# SELECTED TEXT:
On second day Rosh HaShannah we listen and read bits of the story of ‘The Binding of Issac’ during those quick breaths in between the schmoozing.

No one can have a neutral response to this story.

You admire Abraham’s faith, or berate his madness. You may have a reaction of anger toward both characters; Isaac for his absolute lack of agency, and Abraham for his inability to stand up for his child as he did for the evil-doers of Sodom and Gomorra. You may think of child abuse. And your heart will most certainly weep a little for Sarah.

Lately I have been struggling with this event in the biblical narrative which really is the foundation upon which the three major religions are build: In Judaism it is the final test of Abraham which secures his inheritance and relationship with God, in Christianity it has been interpreted as a prelude to the sacrifice of Jesus, and in the Muslim narrative Isaac is replaced by Ishmael.

The text is difficult, dramatic, painful and heart wrenching and leaves me questioning: “Did Abraham replace ‘morality’ for ‘obedience’?”

First I want to analyse the text a little.

The bible is structured upon a technique called ‘gapping’ which means that it couldn’t fit everything into the text so we need to be careful readers and pick up patterns to fill in holes we might find in the text.

One of the first instances this happens in our story is when the God calls to Abraham and commands him to sacrifice Isaac. God could have just said “Oy! Go and kill Isaac” but instead there is this build up and narrowing down of who exactly God wants sacrificed.

There is an almost implied dialogue – word’s in brackets are my interpretation of what’s missing:
God: Take now your son
[Abraham: Who?]
God: “Your only son”
[Abraham: Ishmael?]
God: “The one you love”
[Abraham: Which one exactly?]
God: “Isaac.”
[Abraham: Oh…]
Very similar sentence structure to “Go, from your house, from your birthplace, from the land of your father to the land that I will show you” – the original 'God-Promise' to Abraham that begins this journey. Only here, there is no promise of a reward.

The elongated command to sacrifice Isaac is there to emphasise the love-bond between the two. To explain to the reader that this isn’t someone Abraham wants to kill. With each specification of who to take, the tension increases.

# EXTRACTED ENTRIES:
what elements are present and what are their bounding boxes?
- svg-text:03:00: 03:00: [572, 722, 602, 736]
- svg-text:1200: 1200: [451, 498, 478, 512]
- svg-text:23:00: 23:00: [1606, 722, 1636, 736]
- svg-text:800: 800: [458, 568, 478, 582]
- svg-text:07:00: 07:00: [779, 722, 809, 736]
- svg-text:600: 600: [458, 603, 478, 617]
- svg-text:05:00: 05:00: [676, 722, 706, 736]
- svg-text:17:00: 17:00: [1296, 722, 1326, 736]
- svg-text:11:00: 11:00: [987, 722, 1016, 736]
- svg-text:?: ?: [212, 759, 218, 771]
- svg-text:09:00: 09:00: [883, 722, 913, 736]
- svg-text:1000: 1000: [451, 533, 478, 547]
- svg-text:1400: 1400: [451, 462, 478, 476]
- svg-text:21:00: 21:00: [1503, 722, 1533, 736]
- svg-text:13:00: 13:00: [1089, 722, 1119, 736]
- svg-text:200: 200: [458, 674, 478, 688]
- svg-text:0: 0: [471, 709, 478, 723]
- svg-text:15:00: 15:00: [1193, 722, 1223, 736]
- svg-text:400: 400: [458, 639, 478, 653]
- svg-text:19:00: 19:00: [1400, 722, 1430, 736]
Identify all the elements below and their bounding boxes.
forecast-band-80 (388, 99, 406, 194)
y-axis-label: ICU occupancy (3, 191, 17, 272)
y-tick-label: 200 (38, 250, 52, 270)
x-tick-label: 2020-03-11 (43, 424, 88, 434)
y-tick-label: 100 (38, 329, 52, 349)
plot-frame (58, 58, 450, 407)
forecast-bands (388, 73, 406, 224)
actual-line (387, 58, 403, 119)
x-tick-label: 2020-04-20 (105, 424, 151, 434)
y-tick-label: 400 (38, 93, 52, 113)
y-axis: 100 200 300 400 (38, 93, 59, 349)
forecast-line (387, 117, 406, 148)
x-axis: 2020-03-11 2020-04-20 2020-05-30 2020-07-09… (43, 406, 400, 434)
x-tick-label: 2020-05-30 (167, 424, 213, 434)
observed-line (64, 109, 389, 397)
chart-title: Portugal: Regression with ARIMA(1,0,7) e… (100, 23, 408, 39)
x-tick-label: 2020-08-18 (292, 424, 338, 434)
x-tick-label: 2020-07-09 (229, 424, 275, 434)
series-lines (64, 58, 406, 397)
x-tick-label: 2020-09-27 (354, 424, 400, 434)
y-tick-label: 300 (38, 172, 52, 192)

# WORK REQUEST:
Copy the passage of the text on the Binding of Isaac starting at "The text is" and ending at "text a little.", substituting "heartbreaking" for "heart wrenching".

# TASK ANSWER:
The text is difficult, dramatic, painful and heartbreaking and leaves me questioning: “Did Abraham replace ‘morality’ for ‘obedience’?”

First I want to analyse the text a little.